TO DO
Below are records to transcribe exactly, without their pictures.

STORED RECORDS
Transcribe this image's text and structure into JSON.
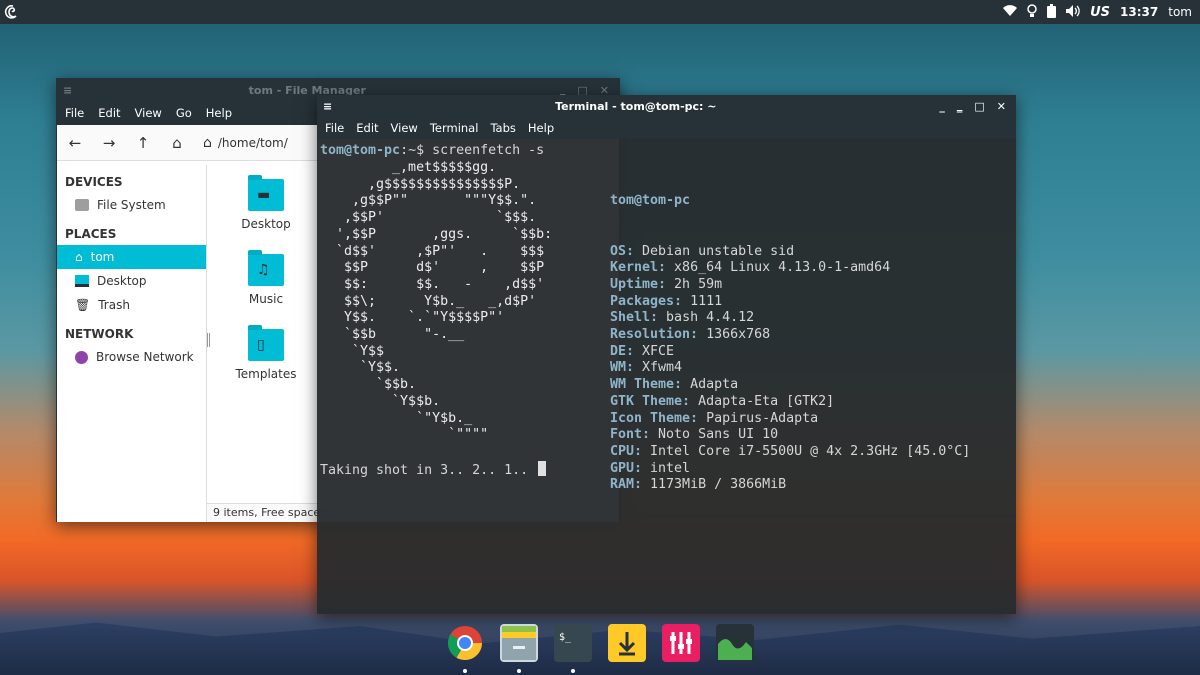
{
  "panel": {
    "keyboard_layout": "US",
    "time": "13:37",
    "user": "tom"
  },
  "file_manager": {
    "title": "tom - File Manager",
    "menu": [
      "File",
      "Edit",
      "View",
      "Go",
      "Help"
    ],
    "path": "/home/tom/",
    "sidebar": {
      "devices_header": "DEVICES",
      "devices": [
        "File System"
      ],
      "places_header": "PLACES",
      "places": [
        "tom",
        "Desktop",
        "Trash"
      ],
      "network_header": "NETWORK",
      "network": [
        "Browse Network"
      ]
    },
    "items": [
      "Desktop",
      "Music",
      "Templates"
    ],
    "status": "9 items, Free space: "
  },
  "terminal": {
    "title": "Terminal - tom@tom-pc: ~",
    "menu": [
      "File",
      "Edit",
      "View",
      "Terminal",
      "Tabs",
      "Help"
    ],
    "prompt_user": "tom@tom-pc",
    "prompt_rest": ":~$ screenfetch -s",
    "ascii_logo": "         _,met$$$$$gg.\n      ,g$$$$$$$$$$$$$$$P.\n    ,g$$P\"\"       \"\"\"Y$$.\".\n   ,$$P'              `$$$.\n  ',$$P       ,ggs.     `$$b:\n  `d$$'     ,$P\"'   .    $$$\n   $$P      d$'     ,    $$P\n   $$:      $$.   -    ,d$$'\n   $$\\;      Y$b._   _,d$P'\n   Y$$.    `.`\"Y$$$$P\"'\n   `$$b      \"-.__\n    `Y$$\n     `Y$$.\n       `$$b.\n         `Y$$b.\n            `\"Y$b._\n                `\"\"\"\"",
    "host": "tom@tom-pc",
    "info": [
      {
        "key": "OS:",
        "value": " Debian unstable sid"
      },
      {
        "key": "Kernel:",
        "value": " x86_64 Linux 4.13.0-1-amd64"
      },
      {
        "key": "Uptime:",
        "value": " 2h 59m"
      },
      {
        "key": "Packages:",
        "value": " 1111"
      },
      {
        "key": "Shell:",
        "value": " bash 4.4.12"
      },
      {
        "key": "Resolution:",
        "value": " 1366x768"
      },
      {
        "key": "DE:",
        "value": " XFCE"
      },
      {
        "key": "WM:",
        "value": " Xfwm4"
      },
      {
        "key": "WM Theme:",
        "value": " Adapta"
      },
      {
        "key": "GTK Theme:",
        "value": " Adapta-Eta [GTK2]"
      },
      {
        "key": "Icon Theme:",
        "value": " Papirus-Adapta"
      },
      {
        "key": "Font:",
        "value": " Noto Sans UI 10"
      },
      {
        "key": "CPU:",
        "value": " Intel Core i7-5500U @ 4x 2.3GHz [45.0°C]"
      },
      {
        "key": "GPU:",
        "value": " intel"
      },
      {
        "key": "RAM:",
        "value": " 1173MiB / 3866MiB"
      }
    ],
    "shot_line": "Taking shot in 3.. 2.. 1.. "
  },
  "dock": {
    "items": [
      "chrome-icon",
      "file-manager-icon",
      "terminal-icon",
      "downloader-icon",
      "mixer-icon",
      "system-monitor-icon"
    ],
    "colors": [
      "#ffffff",
      "#8bc34a",
      "#37474f",
      "#ffca28",
      "#e91e63",
      "#263238"
    ]
  }
}
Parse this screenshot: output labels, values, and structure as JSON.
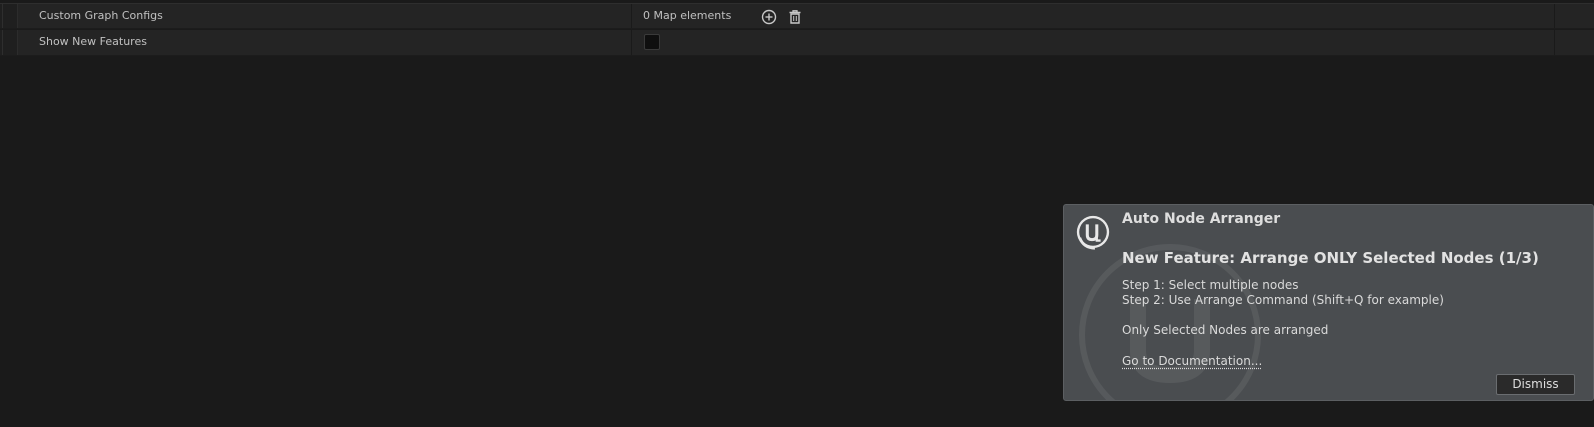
{
  "properties": {
    "rows": [
      {
        "label": "Custom Graph Configs",
        "value": "0 Map elements",
        "add_icon": "add-circle-icon",
        "delete_icon": "trash-icon"
      },
      {
        "label": "Show New Features",
        "checkbox_checked": false
      }
    ]
  },
  "notification": {
    "logo_icon": "unreal-engine-logo-icon",
    "title": "Auto Node Arranger",
    "heading": "New Feature: Arrange ONLY Selected Nodes (1/3)",
    "step1": "Step 1: Select multiple nodes",
    "step2": "Step 2: Use Arrange Command (Shift+Q for example)",
    "note": "Only Selected Nodes are arranged",
    "link": "Go to Documentation...",
    "dismiss_label": "Dismiss"
  },
  "colors": {
    "background": "#1a1a1a",
    "row_background": "#242424",
    "toast_background": "#4a4d50"
  }
}
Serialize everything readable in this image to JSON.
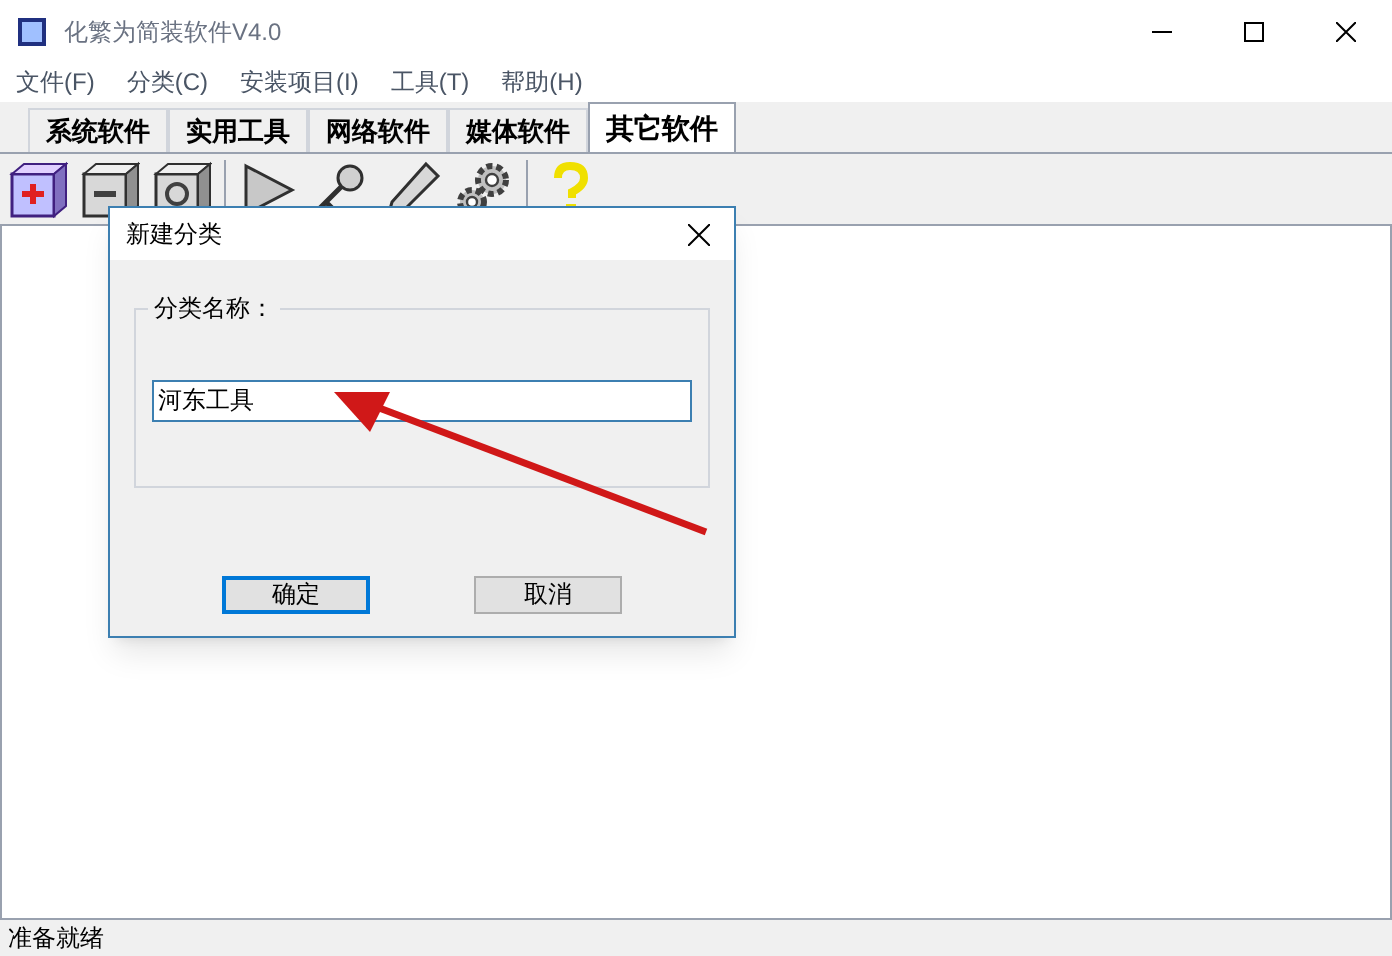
{
  "window": {
    "title": "化繁为简装软件V4.0"
  },
  "menu": [
    "文件(F)",
    "分类(C)",
    "安装项目(I)",
    "工具(T)",
    "帮助(H)"
  ],
  "tabs": [
    {
      "label": "系统软件",
      "selected": false
    },
    {
      "label": "实用工具",
      "selected": false
    },
    {
      "label": "网络软件",
      "selected": false
    },
    {
      "label": "媒体软件",
      "selected": false
    },
    {
      "label": "其它软件",
      "selected": true
    }
  ],
  "toolbar": [
    {
      "kind": "add"
    },
    {
      "kind": "remove"
    },
    {
      "kind": "view"
    },
    {
      "kind": "play"
    },
    {
      "kind": "key"
    },
    {
      "kind": "pen"
    },
    {
      "kind": "gears"
    },
    {
      "kind": "help"
    }
  ],
  "dialog": {
    "title": "新建分类",
    "group_label": "分类名称：",
    "name_value": "河东工具",
    "buttons": [
      {
        "label": "确定",
        "default": true
      },
      {
        "label": "取消",
        "default": false
      }
    ]
  },
  "status_bar": "准备就绪"
}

RESPONSE BELOW
Transcribe this image's text and structure into JSON.
{
  "panel": {
    "keyboard_layout": "US",
    "time": "13:37",
    "user": "tom"
  },
  "file_manager": {
    "title": "tom - File Manager",
    "menu": [
      "File",
      "Edit",
      "View",
      "Go",
      "Help"
    ],
    "path": "/home/tom/",
    "sidebar": {
      "devices_header": "DEVICES",
      "devices": [
        "File System"
      ],
      "places_header": "PLACES",
      "places": [
        "tom",
        "Desktop",
        "Trash"
      ],
      "network_header": "NETWORK",
      "network": [
        "Browse Network"
      ]
    },
    "items": [
      "Desktop",
      "Music",
      "Templates"
    ],
    "status": "9 items, Free space: "
  },
  "terminal": {
    "title": "Terminal - tom@tom-pc: ~",
    "menu": [
      "File",
      "Edit",
      "View",
      "Terminal",
      "Tabs",
      "Help"
    ],
    "prompt_user": "tom@tom-pc",
    "prompt_rest": ":~$ screenfetch -s",
    "ascii_logo": "         _,met$$$$$gg.\n      ,g$$$$$$$$$$$$$$$P.\n    ,g$$P\"\"       \"\"\"Y$$.\".\n   ,$$P'              `$$$.\n  ',$$P       ,ggs.     `$$b:\n  `d$$'     ,$P\"'   .    $$$\n   $$P      d$'     ,    $$P\n   $$:      $$.   -    ,d$$'\n   $$\\;      Y$b._   _,d$P'\n   Y$$.    `.`\"Y$$$$P\"'\n   `$$b      \"-.__\n    `Y$$\n     `Y$$.\n       `$$b.\n         `Y$$b.\n            `\"Y$b._\n                `\"\"\"\"",
    "host": "tom@tom-pc",
    "info": [
      {
        "key": "OS:",
        "value": " Debian unstable sid"
      },
      {
        "key": "Kernel:",
        "value": " x86_64 Linux 4.13.0-1-amd64"
      },
      {
        "key": "Uptime:",
        "value": " 2h 59m"
      },
      {
        "key": "Packages:",
        "value": " 1111"
      },
      {
        "key": "Shell:",
        "value": " bash 4.4.12"
      },
      {
        "key": "Resolution:",
        "value": " 1366x768"
      },
      {
        "key": "DE:",
        "value": " XFCE"
      },
      {
        "key": "WM:",
        "value": " Xfwm4"
      },
      {
        "key": "WM Theme:",
        "value": " Adapta"
      },
      {
        "key": "GTK Theme:",
        "value": " Adapta-Eta [GTK2]"
      },
      {
        "key": "Icon Theme:",
        "value": " Papirus-Adapta"
      },
      {
        "key": "Font:",
        "value": " Noto Sans UI 10"
      },
      {
        "key": "CPU:",
        "value": " Intel Core i7-5500U @ 4x 2.3GHz [45.0°C]"
      },
      {
        "key": "GPU:",
        "value": " intel"
      },
      {
        "key": "RAM:",
        "value": " 1173MiB / 3866MiB"
      }
    ],
    "shot_line": "Taking shot in 3.. 2.. 1.. "
  },
  "dock": {
    "items": [
      "chrome-icon",
      "file-manager-icon",
      "terminal-icon",
      "downloader-icon",
      "mixer-icon",
      "system-monitor-icon"
    ],
    "colors": [
      "#ffffff",
      "#8bc34a",
      "#37474f",
      "#ffca28",
      "#e91e63",
      "#263238"
    ]
  }
}
Parse this screenshot: output labels, values, and structure as JSON.
{
  "properties": {
    "rows": [
      {
        "label": "Custom Graph Configs",
        "value": "0 Map elements",
        "add_icon": "add-circle-icon",
        "delete_icon": "trash-icon"
      },
      {
        "label": "Show New Features",
        "checkbox_checked": false
      }
    ]
  },
  "notification": {
    "logo_icon": "unreal-engine-logo-icon",
    "title": "Auto Node Arranger",
    "heading": "New Feature: Arrange ONLY Selected Nodes (1/3)",
    "step1": "Step 1: Select multiple nodes",
    "step2": "Step 2: Use Arrange Command (Shift+Q for example)",
    "note": "Only Selected Nodes are arranged",
    "link": "Go to Documentation...",
    "dismiss_label": "Dismiss"
  },
  "colors": {
    "background": "#1a1a1a",
    "row_background": "#242424",
    "toast_background": "#4a4d50"
  }
}
Serialize everything readable in this image to JSON.
{
  "window": {
    "title": "化繁为简装软件V4.0"
  },
  "menu": [
    "文件(F)",
    "分类(C)",
    "安装项目(I)",
    "工具(T)",
    "帮助(H)"
  ],
  "tabs": [
    {
      "label": "系统软件",
      "selected": false
    },
    {
      "label": "实用工具",
      "selected": false
    },
    {
      "label": "网络软件",
      "selected": false
    },
    {
      "label": "媒体软件",
      "selected": false
    },
    {
      "label": "其它软件",
      "selected": true
    }
  ],
  "toolbar": [
    {
      "kind": "add"
    },
    {
      "kind": "remove"
    },
    {
      "kind": "view"
    },
    {
      "kind": "play"
    },
    {
      "kind": "key"
    },
    {
      "kind": "pen"
    },
    {
      "kind": "gears"
    },
    {
      "kind": "help"
    }
  ],
  "dialog": {
    "title": "新建分类",
    "group_label": "分类名称：",
    "name_value": "河东工具",
    "buttons": [
      {
        "label": "确定",
        "default": true
      },
      {
        "label": "取消",
        "default": false
      }
    ]
  },
  "status_bar": "准备就绪"
}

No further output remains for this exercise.